Material provided
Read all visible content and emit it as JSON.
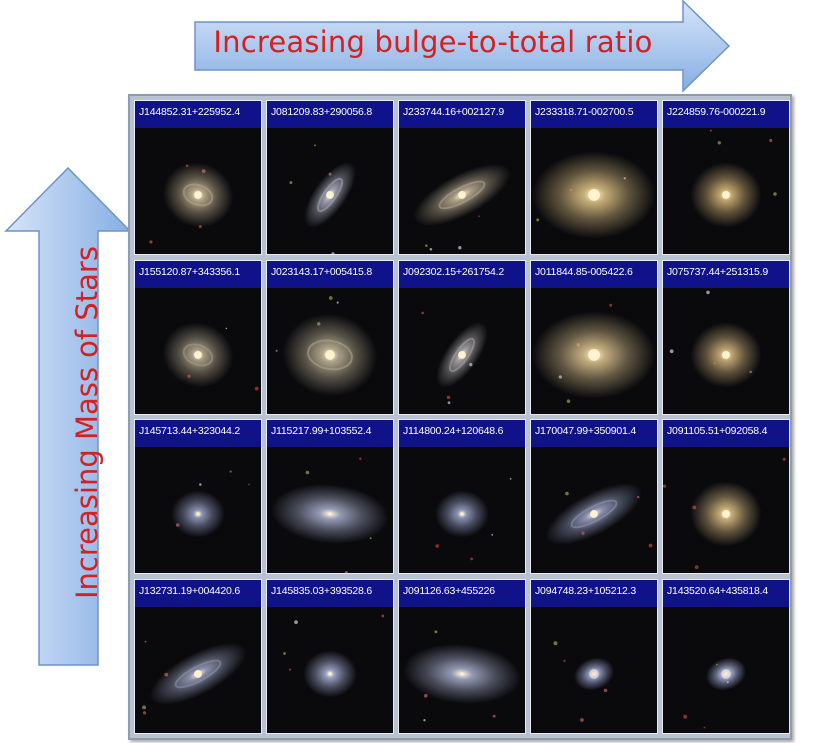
{
  "header": {
    "horizontal_label": "Increasing bulge-to-total ratio",
    "vertical_label": "Increasing Mass of Stars"
  },
  "colors": {
    "arrow_fill_light": "#cfe0f7",
    "arrow_fill_dark": "#7da6e0",
    "label_text": "#d42020",
    "cell_label_bg": "#10128a"
  },
  "grid": {
    "rows": [
      {
        "cells": [
          {
            "id": "J144852.31+225952.4",
            "type": "spiral-face",
            "color": "#b7a88a"
          },
          {
            "id": "J081209.83+290056.8",
            "type": "spiral-edge",
            "color": "#a6a8b8"
          },
          {
            "id": "J233744.16+002127.9",
            "type": "spiral-tilt",
            "color": "#b4a78e"
          },
          {
            "id": "J233318.71-002700.5",
            "type": "elliptical-large",
            "color": "#cdb47a"
          },
          {
            "id": "J224859.76-000221.9",
            "type": "elliptical",
            "color": "#c6a96e"
          }
        ]
      },
      {
        "cells": [
          {
            "id": "J155120.87+343356.1",
            "type": "spiral-face",
            "color": "#a89d86"
          },
          {
            "id": "J023143.17+005415.8",
            "type": "spiral-face-large",
            "color": "#b2a88e"
          },
          {
            "id": "J092302.15+261754.2",
            "type": "spiral-edge",
            "color": "#a7a4a6"
          },
          {
            "id": "J011844.85-005422.6",
            "type": "elliptical-large",
            "color": "#cbb484"
          },
          {
            "id": "J075737.44+251315.9",
            "type": "elliptical",
            "color": "#c4a874"
          }
        ]
      },
      {
        "cells": [
          {
            "id": "J145713.44+323044.2",
            "type": "faint-blue",
            "color": "#8c93b6"
          },
          {
            "id": "J115217.99+103552.4",
            "type": "irregular-wide",
            "color": "#9aa0bc"
          },
          {
            "id": "J114800.24+120648.6",
            "type": "faint-blue",
            "color": "#8e97ba"
          },
          {
            "id": "J170047.99+350901.4",
            "type": "spiral-tilt",
            "color": "#8f96b6"
          },
          {
            "id": "J091105.51+092058.4",
            "type": "elliptical",
            "color": "#cbb17a"
          }
        ]
      },
      {
        "cells": [
          {
            "id": "J132731.19+004420.6",
            "type": "spiral-tilt",
            "color": "#9096b2"
          },
          {
            "id": "J145835.03+393528.6",
            "type": "faint-blue",
            "color": "#9aa2c6"
          },
          {
            "id": "J091126.63+455226",
            "type": "irregular-wide",
            "color": "#9aa0bc"
          },
          {
            "id": "J094748.23+105212.3",
            "type": "compact-blue",
            "color": "#aab2e0"
          },
          {
            "id": "J143520.64+435818.4",
            "type": "compact-blue",
            "color": "#b8c0ee"
          }
        ]
      }
    ]
  }
}
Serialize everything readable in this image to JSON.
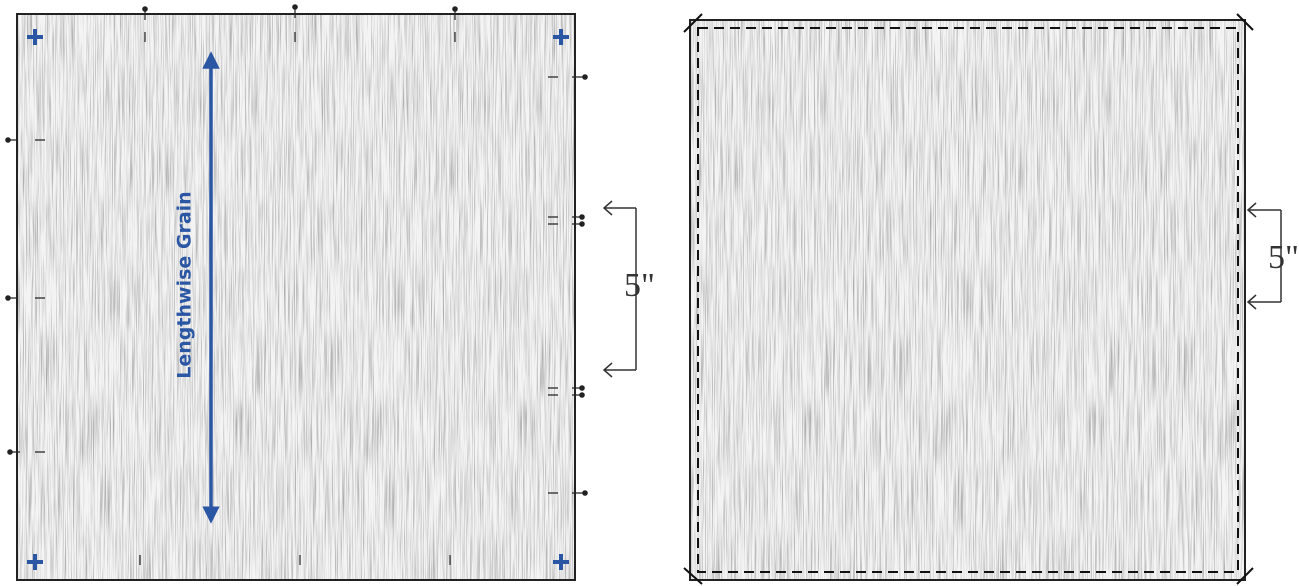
{
  "left_panel": {
    "grain_label": "Lengthwise Grain",
    "measure_label": "5\""
  },
  "right_panel": {
    "measure_label": "5\""
  }
}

Work to complete
Set down only the lines running from the line with "Serialize everything readable" to the end of the entries, inclusive; omit every picture.

Task answer
Serialize everything readable in this image to JSON.
{
  "left_panel": {
    "grain_label": "Lengthwise Grain",
    "measure_label": "5\""
  },
  "right_panel": {
    "measure_label": "5\""
  }
}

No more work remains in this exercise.